BEGIN Material to process
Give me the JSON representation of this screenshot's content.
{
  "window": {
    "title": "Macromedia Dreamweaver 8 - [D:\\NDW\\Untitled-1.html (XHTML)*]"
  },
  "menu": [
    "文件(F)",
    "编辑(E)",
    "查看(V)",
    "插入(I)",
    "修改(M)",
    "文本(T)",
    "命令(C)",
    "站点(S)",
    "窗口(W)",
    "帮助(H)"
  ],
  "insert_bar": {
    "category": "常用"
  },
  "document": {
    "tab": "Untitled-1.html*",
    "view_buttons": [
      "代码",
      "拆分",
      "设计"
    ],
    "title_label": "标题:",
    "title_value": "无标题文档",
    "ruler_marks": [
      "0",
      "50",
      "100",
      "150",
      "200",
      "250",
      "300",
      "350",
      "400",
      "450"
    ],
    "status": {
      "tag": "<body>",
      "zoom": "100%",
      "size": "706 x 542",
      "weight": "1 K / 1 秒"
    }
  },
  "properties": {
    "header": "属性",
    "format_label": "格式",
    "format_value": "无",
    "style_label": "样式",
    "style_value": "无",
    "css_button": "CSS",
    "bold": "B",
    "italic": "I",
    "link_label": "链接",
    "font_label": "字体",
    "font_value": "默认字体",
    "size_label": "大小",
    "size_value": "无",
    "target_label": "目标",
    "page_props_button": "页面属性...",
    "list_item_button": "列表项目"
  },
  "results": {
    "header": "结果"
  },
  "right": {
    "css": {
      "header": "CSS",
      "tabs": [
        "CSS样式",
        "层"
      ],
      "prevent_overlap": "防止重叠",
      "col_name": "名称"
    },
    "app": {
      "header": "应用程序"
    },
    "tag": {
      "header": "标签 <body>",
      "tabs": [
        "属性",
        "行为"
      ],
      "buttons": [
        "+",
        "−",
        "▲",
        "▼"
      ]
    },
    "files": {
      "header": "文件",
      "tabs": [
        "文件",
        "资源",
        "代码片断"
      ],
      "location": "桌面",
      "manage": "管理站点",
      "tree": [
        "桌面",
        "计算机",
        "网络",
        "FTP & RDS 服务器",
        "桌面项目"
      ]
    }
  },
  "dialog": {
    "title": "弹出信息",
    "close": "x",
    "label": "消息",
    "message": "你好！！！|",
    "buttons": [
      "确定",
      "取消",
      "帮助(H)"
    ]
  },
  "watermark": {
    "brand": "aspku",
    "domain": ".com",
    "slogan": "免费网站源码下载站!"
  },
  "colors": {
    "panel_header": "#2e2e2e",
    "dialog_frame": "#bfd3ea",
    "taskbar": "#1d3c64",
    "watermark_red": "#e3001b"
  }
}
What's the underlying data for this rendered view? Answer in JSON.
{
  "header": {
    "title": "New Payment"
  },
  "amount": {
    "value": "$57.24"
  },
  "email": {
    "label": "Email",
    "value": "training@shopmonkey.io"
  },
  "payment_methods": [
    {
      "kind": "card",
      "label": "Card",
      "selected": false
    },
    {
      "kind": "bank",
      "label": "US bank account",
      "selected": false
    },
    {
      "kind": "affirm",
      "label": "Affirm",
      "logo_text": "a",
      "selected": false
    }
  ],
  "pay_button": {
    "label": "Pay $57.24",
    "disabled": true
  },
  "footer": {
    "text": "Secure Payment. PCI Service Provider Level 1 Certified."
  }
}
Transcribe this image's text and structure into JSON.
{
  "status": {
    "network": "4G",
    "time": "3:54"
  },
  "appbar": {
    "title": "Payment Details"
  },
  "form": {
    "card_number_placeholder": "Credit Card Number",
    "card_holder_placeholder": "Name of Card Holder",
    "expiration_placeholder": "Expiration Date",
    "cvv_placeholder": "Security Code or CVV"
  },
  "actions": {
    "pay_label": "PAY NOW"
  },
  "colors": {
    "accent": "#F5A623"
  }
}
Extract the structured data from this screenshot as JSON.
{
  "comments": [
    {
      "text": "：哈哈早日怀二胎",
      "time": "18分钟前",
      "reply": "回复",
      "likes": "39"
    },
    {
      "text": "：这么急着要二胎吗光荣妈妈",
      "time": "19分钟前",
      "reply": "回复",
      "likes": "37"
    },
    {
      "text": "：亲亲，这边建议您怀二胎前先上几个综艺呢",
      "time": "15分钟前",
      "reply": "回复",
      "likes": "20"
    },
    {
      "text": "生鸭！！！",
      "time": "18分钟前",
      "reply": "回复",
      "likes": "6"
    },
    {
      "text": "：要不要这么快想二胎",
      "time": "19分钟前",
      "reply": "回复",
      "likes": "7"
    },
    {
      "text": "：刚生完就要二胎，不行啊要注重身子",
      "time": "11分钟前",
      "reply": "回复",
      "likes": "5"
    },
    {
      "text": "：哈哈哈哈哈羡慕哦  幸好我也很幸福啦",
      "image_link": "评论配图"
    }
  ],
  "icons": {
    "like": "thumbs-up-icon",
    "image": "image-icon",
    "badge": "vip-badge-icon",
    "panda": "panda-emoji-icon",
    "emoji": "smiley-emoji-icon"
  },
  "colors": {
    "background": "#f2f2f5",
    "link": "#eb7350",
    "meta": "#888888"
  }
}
END Material to process
| Short problem |
Extract the full listing and reproduce each line exactly.

| Task output |
Give me the JSON representation of this screenshot's content.
{
  "window": {
    "title": "Macromedia Dreamweaver 8 - [D:\\NDW\\Untitled-1.html (XHTML)*]"
  },
  "menu": [
    "文件(F)",
    "编辑(E)",
    "查看(V)",
    "插入(I)",
    "修改(M)",
    "文本(T)",
    "命令(C)",
    "站点(S)",
    "窗口(W)",
    "帮助(H)"
  ],
  "insert_bar": {
    "category": "常用"
  },
  "document": {
    "tab": "Untitled-1.html*",
    "view_buttons": [
      "代码",
      "拆分",
      "设计"
    ],
    "title_label": "标题:",
    "title_value": "无标题文档",
    "ruler_marks": [
      "0",
      "50",
      "100",
      "150",
      "200",
      "250",
      "300",
      "350",
      "400",
      "450"
    ],
    "status": {
      "tag": "<body>",
      "zoom": "100%",
      "size": "706 x 542",
      "weight": "1 K / 1 秒"
    }
  },
  "properties": {
    "header": "属性",
    "format_label": "格式",
    "format_value": "无",
    "style_label": "样式",
    "style_value": "无",
    "css_button": "CSS",
    "bold": "B",
    "italic": "I",
    "link_label": "链接",
    "font_label": "字体",
    "font_value": "默认字体",
    "size_label": "大小",
    "size_value": "无",
    "target_label": "目标",
    "page_props_button": "页面属性...",
    "list_item_button": "列表项目"
  },
  "results": {
    "header": "结果"
  },
  "right": {
    "css": {
      "header": "CSS",
      "tabs": [
        "CSS样式",
        "层"
      ],
      "prevent_overlap": "防止重叠",
      "col_name": "名称"
    },
    "app": {
      "header": "应用程序"
    },
    "tag": {
      "header": "标签 <body>",
      "tabs": [
        "属性",
        "行为"
      ],
      "buttons": [
        "+",
        "−",
        "▲",
        "▼"
      ]
    },
    "files": {
      "header": "文件",
      "tabs": [
        "文件",
        "资源",
        "代码片断"
      ],
      "location": "桌面",
      "manage": "管理站点",
      "tree": [
        "桌面",
        "计算机",
        "网络",
        "FTP & RDS 服务器",
        "桌面项目"
      ]
    }
  },
  "dialog": {
    "title": "弹出信息",
    "close": "x",
    "label": "消息",
    "message": "你好！！！|",
    "buttons": [
      "确定",
      "取消",
      "帮助(H)"
    ]
  },
  "watermark": {
    "brand": "aspku",
    "domain": ".com",
    "slogan": "免费网站源码下载站!"
  },
  "colors": {
    "panel_header": "#2e2e2e",
    "dialog_frame": "#bfd3ea",
    "taskbar": "#1d3c64",
    "watermark_red": "#e3001b"
  }
}
What's the underlying data for this rendered view? Answer in JSON.
{
  "header": {
    "title": "New Payment"
  },
  "amount": {
    "value": "$57.24"
  },
  "email": {
    "label": "Email",
    "value": "training@shopmonkey.io"
  },
  "payment_methods": [
    {
      "kind": "card",
      "label": "Card",
      "selected": false
    },
    {
      "kind": "bank",
      "label": "US bank account",
      "selected": false
    },
    {
      "kind": "affirm",
      "label": "Affirm",
      "logo_text": "a",
      "selected": false
    }
  ],
  "pay_button": {
    "label": "Pay $57.24",
    "disabled": true
  },
  "footer": {
    "text": "Secure Payment. PCI Service Provider Level 1 Certified."
  }
}
Transcribe this image's text and structure into JSON.
{
  "status": {
    "network": "4G",
    "time": "3:54"
  },
  "appbar": {
    "title": "Payment Details"
  },
  "form": {
    "card_number_placeholder": "Credit Card Number",
    "card_holder_placeholder": "Name of Card Holder",
    "expiration_placeholder": "Expiration Date",
    "cvv_placeholder": "Security Code or CVV"
  },
  "actions": {
    "pay_label": "PAY NOW"
  },
  "colors": {
    "accent": "#F5A623"
  }
}
Extract the structured data from this screenshot as JSON.
{
  "comments": [
    {
      "text": "：哈哈早日怀二胎",
      "time": "18分钟前",
      "reply": "回复",
      "likes": "39"
    },
    {
      "text": "：这么急着要二胎吗光荣妈妈",
      "time": "19分钟前",
      "reply": "回复",
      "likes": "37"
    },
    {
      "text": "：亲亲，这边建议您怀二胎前先上几个综艺呢",
      "time": "15分钟前",
      "reply": "回复",
      "likes": "20"
    },
    {
      "text": "生鸭！！！",
      "time": "18分钟前",
      "reply": "回复",
      "likes": "6"
    },
    {
      "text": "：要不要这么快想二胎",
      "time": "19分钟前",
      "reply": "回复",
      "likes": "7"
    },
    {
      "text": "：刚生完就要二胎，不行啊要注重身子",
      "time": "11分钟前",
      "reply": "回复",
      "likes": "5"
    },
    {
      "text": "：哈哈哈哈哈羡慕哦  幸好我也很幸福啦",
      "image_link": "评论配图"
    }
  ],
  "icons": {
    "like": "thumbs-up-icon",
    "image": "image-icon",
    "badge": "vip-badge-icon",
    "panda": "panda-emoji-icon",
    "emoji": "smiley-emoji-icon"
  },
  "colors": {
    "background": "#f2f2f5",
    "link": "#eb7350",
    "meta": "#888888"
  }
}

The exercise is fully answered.